* _SET TASK_:
State the number of lines where "screenshot" appears. Add nothing else.

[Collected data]
--

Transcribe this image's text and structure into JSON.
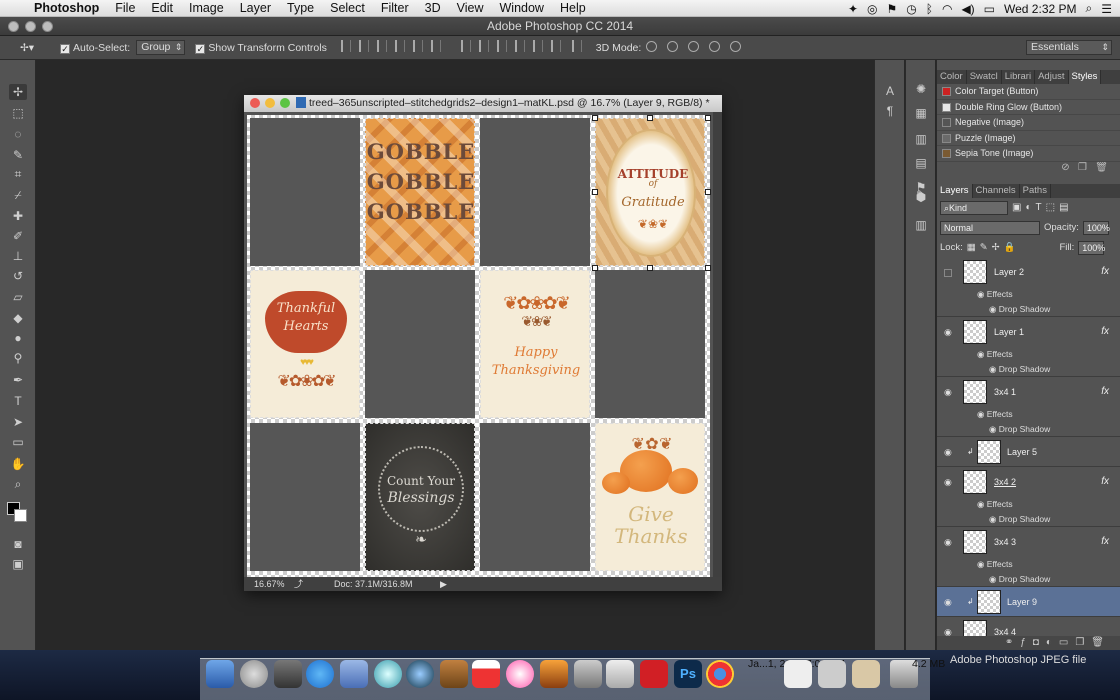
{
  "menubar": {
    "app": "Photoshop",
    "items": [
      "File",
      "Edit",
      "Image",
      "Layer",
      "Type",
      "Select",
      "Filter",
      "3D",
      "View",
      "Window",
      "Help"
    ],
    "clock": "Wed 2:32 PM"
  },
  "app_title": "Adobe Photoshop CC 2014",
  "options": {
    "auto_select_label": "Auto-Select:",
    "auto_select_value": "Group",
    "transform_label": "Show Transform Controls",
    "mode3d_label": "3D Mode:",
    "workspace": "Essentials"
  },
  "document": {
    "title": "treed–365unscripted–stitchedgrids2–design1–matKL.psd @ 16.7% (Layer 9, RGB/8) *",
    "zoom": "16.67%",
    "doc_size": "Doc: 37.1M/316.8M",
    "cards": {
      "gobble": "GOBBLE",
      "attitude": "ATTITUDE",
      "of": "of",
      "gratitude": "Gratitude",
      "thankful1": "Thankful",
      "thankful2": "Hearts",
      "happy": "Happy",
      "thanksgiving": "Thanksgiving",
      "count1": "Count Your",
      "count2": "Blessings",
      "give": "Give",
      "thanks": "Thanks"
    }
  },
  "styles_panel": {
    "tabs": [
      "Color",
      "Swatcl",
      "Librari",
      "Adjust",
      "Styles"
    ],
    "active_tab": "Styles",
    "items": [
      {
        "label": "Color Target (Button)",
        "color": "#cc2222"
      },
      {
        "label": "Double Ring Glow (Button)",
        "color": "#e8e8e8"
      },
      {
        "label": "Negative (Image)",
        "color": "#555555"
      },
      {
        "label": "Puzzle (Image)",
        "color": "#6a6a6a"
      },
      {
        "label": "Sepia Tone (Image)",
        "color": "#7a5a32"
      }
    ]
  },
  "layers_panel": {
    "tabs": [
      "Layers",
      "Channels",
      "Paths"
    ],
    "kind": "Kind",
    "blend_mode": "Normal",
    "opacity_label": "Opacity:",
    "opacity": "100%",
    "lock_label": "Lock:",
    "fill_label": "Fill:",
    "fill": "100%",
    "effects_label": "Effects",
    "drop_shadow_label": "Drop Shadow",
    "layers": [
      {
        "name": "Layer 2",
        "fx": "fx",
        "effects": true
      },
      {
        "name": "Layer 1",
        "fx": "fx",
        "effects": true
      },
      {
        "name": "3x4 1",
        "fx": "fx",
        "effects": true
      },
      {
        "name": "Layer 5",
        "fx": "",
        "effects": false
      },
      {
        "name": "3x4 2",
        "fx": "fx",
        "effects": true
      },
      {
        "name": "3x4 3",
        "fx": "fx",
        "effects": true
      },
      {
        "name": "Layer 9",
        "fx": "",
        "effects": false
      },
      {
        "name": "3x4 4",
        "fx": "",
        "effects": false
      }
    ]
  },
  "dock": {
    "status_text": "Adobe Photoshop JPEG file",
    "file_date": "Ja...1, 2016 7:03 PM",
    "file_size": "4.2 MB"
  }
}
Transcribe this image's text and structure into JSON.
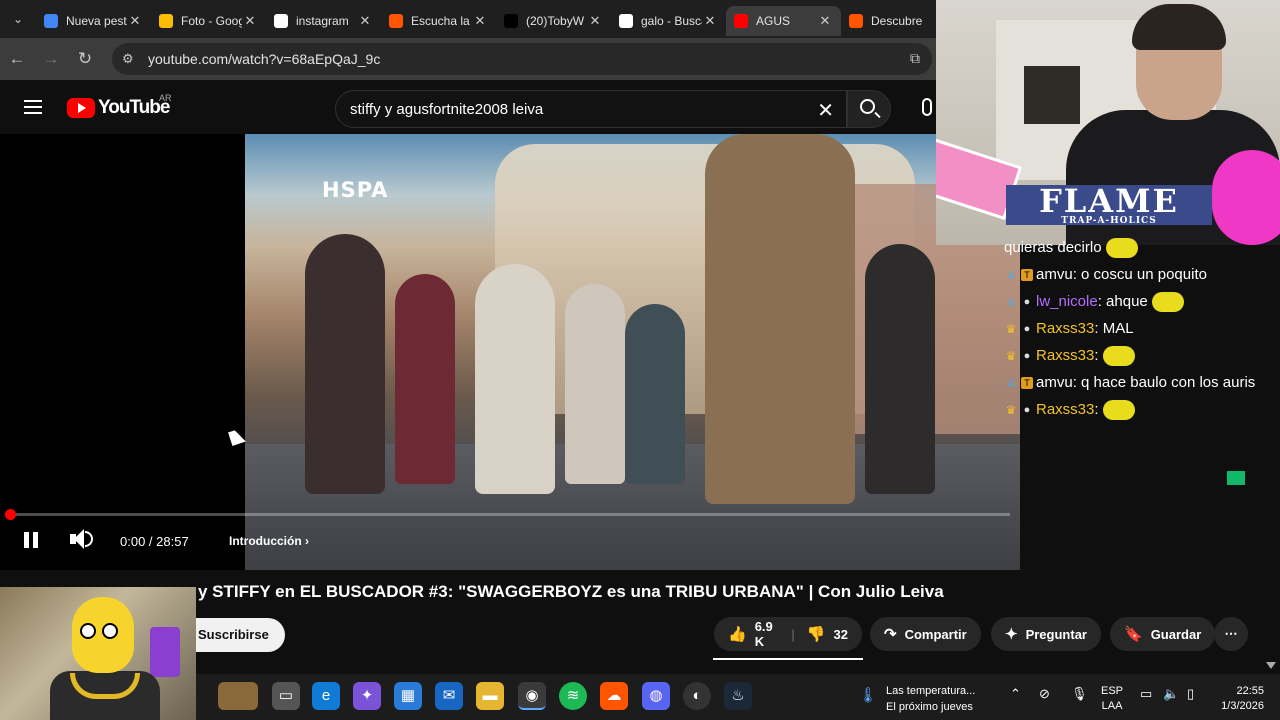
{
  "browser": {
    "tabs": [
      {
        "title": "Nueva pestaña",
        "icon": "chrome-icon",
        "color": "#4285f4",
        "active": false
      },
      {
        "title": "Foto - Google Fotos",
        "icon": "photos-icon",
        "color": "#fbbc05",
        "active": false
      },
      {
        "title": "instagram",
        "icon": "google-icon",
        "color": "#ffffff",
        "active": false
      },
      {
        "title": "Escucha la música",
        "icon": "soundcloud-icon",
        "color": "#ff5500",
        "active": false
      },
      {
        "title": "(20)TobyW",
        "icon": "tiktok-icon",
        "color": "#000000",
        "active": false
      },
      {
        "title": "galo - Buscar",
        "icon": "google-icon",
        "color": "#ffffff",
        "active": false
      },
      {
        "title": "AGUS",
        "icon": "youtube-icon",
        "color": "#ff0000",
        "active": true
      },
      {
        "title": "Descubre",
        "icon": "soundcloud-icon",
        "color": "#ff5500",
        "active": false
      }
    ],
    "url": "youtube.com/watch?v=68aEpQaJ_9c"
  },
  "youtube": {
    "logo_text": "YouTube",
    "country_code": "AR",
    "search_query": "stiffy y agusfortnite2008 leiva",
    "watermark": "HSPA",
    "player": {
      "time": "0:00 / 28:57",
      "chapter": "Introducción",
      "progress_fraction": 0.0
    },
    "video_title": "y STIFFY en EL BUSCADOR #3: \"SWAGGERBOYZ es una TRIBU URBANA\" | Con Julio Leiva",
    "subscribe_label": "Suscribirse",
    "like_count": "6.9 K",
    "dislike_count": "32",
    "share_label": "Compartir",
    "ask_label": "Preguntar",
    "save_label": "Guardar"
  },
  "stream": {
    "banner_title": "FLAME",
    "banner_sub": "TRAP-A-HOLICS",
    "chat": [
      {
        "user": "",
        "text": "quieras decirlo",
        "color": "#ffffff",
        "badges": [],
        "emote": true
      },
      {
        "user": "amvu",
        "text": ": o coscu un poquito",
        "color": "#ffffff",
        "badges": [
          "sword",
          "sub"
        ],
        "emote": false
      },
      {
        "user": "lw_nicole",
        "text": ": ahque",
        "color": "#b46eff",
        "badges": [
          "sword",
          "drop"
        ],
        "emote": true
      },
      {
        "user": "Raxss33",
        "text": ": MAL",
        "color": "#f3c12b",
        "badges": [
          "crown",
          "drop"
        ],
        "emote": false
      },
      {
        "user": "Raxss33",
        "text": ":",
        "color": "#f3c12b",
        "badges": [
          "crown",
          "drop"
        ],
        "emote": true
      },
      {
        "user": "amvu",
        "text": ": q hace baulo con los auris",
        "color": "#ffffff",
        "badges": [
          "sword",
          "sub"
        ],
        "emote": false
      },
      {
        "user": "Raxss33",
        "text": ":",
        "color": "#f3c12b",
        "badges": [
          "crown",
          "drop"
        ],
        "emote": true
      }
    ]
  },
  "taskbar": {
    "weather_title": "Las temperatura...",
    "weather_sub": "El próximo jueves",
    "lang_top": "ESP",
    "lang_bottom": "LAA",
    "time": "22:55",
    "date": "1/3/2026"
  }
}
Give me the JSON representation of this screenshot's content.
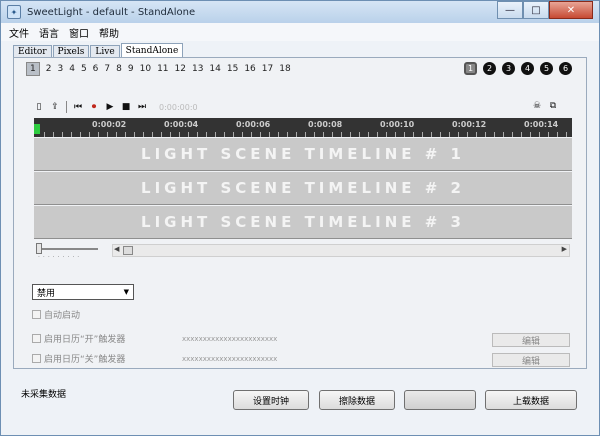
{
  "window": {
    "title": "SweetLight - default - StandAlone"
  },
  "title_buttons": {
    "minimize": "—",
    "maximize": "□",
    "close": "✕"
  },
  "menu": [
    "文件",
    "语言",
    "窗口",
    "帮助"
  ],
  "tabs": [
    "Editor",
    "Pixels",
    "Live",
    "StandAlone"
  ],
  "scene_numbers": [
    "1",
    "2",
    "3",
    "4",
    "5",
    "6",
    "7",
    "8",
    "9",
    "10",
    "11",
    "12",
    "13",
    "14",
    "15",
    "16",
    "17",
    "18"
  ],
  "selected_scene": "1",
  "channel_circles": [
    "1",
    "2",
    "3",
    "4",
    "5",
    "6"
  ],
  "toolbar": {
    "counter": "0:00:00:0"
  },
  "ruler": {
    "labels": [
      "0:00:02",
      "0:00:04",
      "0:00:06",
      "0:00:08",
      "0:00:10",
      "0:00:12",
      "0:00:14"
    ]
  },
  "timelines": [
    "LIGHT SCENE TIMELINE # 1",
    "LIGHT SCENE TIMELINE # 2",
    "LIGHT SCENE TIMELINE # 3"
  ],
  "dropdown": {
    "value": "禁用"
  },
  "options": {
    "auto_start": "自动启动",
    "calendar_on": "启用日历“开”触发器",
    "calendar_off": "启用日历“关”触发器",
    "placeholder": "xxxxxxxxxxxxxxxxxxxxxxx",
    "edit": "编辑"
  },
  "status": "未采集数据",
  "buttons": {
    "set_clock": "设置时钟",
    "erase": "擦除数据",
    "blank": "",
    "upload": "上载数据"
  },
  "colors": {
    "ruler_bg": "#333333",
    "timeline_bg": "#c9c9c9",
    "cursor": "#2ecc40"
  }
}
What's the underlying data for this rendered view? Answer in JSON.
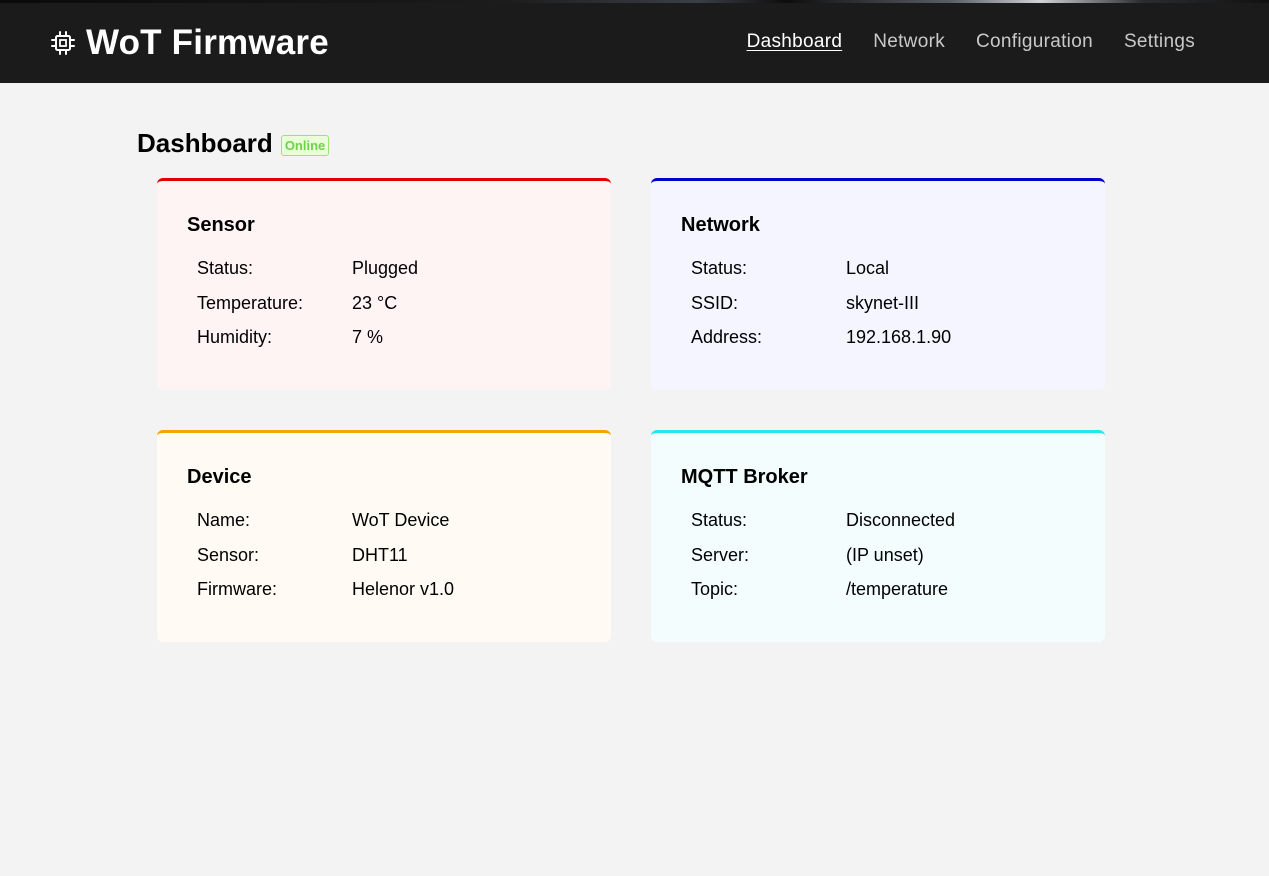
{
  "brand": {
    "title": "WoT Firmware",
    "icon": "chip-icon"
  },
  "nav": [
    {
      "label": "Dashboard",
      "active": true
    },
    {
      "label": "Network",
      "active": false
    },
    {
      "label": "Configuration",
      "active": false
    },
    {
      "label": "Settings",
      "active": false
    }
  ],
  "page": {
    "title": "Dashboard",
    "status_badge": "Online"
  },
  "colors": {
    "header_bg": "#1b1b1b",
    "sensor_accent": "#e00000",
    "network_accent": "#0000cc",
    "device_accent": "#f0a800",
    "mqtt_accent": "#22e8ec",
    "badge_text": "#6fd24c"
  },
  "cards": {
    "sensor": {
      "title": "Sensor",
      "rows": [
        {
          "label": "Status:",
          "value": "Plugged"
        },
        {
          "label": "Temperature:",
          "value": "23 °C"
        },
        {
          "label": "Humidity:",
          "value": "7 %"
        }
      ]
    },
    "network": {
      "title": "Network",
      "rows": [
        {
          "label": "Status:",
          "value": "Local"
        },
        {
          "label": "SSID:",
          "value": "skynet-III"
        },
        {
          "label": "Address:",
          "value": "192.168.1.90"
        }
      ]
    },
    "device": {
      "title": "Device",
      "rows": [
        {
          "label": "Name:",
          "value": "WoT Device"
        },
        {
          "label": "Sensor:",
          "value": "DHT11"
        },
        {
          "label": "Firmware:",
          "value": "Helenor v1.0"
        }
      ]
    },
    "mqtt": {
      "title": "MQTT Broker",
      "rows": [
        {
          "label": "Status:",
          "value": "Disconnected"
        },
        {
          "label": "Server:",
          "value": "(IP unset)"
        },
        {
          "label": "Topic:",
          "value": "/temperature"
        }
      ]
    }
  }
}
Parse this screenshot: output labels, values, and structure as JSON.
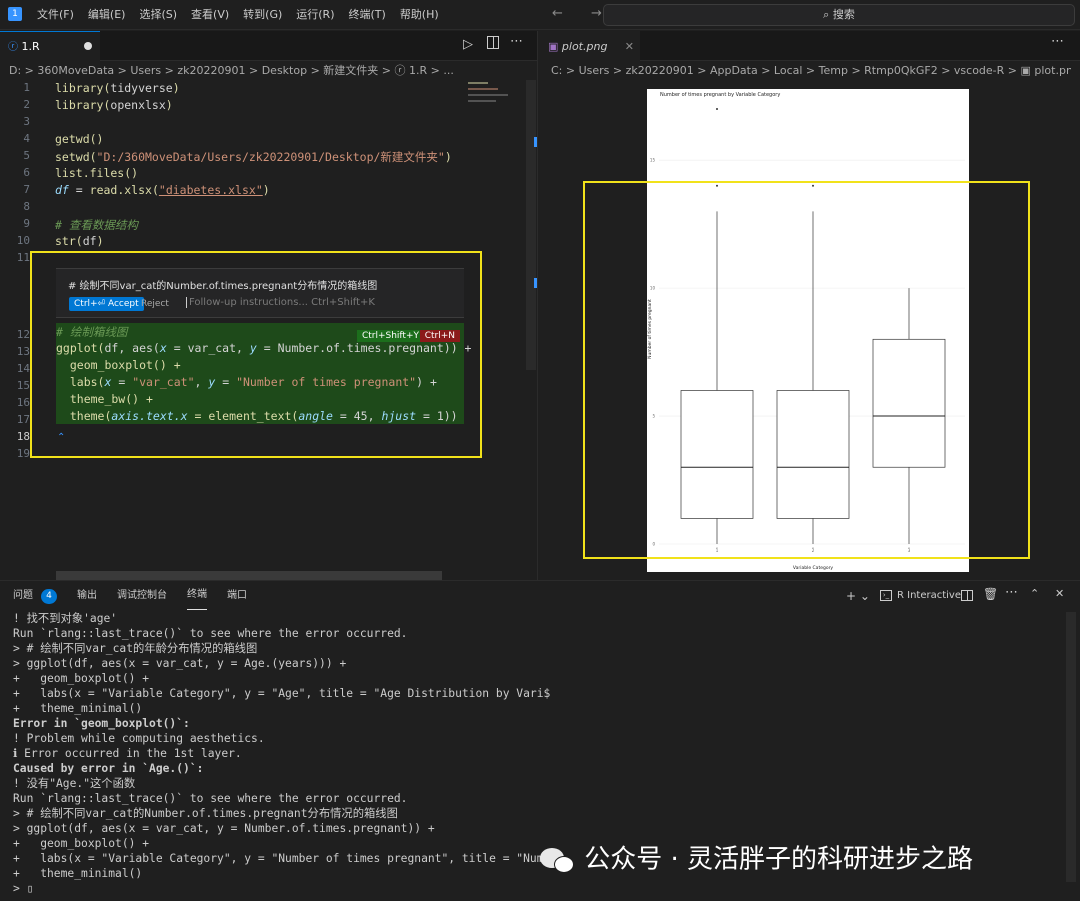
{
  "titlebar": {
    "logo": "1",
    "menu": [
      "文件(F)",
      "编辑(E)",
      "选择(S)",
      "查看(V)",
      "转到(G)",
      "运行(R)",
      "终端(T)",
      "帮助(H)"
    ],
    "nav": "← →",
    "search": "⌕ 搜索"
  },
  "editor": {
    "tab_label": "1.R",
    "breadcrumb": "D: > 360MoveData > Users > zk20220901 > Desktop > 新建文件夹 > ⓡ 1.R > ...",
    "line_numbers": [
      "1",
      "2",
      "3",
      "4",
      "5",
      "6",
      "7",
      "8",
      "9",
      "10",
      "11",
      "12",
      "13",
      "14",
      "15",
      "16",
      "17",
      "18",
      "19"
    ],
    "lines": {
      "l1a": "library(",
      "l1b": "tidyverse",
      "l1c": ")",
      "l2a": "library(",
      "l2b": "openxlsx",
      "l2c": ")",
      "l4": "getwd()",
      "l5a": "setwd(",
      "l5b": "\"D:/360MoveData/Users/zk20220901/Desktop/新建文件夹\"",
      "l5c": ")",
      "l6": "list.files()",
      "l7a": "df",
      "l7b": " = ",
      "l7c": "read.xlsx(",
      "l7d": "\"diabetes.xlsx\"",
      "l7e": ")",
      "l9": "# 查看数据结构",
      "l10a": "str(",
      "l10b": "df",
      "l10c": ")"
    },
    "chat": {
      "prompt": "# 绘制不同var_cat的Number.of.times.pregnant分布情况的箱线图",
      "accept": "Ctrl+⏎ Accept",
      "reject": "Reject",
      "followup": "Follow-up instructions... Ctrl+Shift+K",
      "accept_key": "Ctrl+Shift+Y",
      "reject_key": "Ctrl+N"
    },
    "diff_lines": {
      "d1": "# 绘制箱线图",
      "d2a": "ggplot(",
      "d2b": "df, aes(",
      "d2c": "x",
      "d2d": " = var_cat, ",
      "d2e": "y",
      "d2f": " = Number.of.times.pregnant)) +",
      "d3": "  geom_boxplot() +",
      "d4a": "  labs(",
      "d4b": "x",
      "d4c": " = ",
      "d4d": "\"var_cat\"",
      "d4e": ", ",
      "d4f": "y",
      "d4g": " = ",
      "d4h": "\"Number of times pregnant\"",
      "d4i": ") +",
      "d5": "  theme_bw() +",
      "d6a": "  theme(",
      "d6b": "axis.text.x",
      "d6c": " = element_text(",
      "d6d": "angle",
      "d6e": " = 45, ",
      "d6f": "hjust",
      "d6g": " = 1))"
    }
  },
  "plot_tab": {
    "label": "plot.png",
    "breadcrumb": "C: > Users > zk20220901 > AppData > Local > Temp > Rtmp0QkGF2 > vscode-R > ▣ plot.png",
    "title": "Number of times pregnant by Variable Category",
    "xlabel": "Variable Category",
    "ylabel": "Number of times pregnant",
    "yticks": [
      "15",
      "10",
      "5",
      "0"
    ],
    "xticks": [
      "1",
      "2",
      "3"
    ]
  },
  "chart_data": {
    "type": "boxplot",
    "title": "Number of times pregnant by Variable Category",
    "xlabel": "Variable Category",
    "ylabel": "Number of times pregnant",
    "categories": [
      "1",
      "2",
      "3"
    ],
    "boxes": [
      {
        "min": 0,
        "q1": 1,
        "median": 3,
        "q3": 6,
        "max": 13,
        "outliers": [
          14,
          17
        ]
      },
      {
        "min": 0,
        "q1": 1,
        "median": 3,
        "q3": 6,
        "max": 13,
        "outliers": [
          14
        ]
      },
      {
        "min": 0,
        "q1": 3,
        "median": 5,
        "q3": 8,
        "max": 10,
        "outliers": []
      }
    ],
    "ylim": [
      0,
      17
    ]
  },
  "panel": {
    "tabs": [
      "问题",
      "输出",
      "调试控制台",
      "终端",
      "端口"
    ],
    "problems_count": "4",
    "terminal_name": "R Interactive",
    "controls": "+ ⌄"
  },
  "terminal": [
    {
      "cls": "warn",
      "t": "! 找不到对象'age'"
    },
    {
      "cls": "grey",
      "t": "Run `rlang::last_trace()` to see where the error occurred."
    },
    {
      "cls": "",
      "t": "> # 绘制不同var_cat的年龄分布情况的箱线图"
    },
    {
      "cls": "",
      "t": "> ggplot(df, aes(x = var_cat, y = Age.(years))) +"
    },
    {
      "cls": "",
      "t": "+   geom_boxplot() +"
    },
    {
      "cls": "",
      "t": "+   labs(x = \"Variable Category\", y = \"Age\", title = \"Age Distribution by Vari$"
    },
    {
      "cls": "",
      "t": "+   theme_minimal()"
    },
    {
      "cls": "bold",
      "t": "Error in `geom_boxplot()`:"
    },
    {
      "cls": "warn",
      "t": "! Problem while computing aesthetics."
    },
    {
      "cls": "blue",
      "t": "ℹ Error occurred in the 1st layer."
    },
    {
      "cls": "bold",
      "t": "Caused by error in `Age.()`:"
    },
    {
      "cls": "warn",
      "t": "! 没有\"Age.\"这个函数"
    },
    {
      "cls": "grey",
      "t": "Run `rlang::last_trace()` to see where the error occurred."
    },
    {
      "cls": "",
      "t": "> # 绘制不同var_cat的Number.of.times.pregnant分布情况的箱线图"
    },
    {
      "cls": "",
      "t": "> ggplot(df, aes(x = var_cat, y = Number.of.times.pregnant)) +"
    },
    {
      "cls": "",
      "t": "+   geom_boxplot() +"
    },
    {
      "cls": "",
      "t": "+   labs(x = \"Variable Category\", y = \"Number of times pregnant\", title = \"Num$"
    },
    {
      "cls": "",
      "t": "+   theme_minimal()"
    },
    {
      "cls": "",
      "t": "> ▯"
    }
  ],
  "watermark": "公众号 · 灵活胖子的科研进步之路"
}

--

* _REPLY_:
2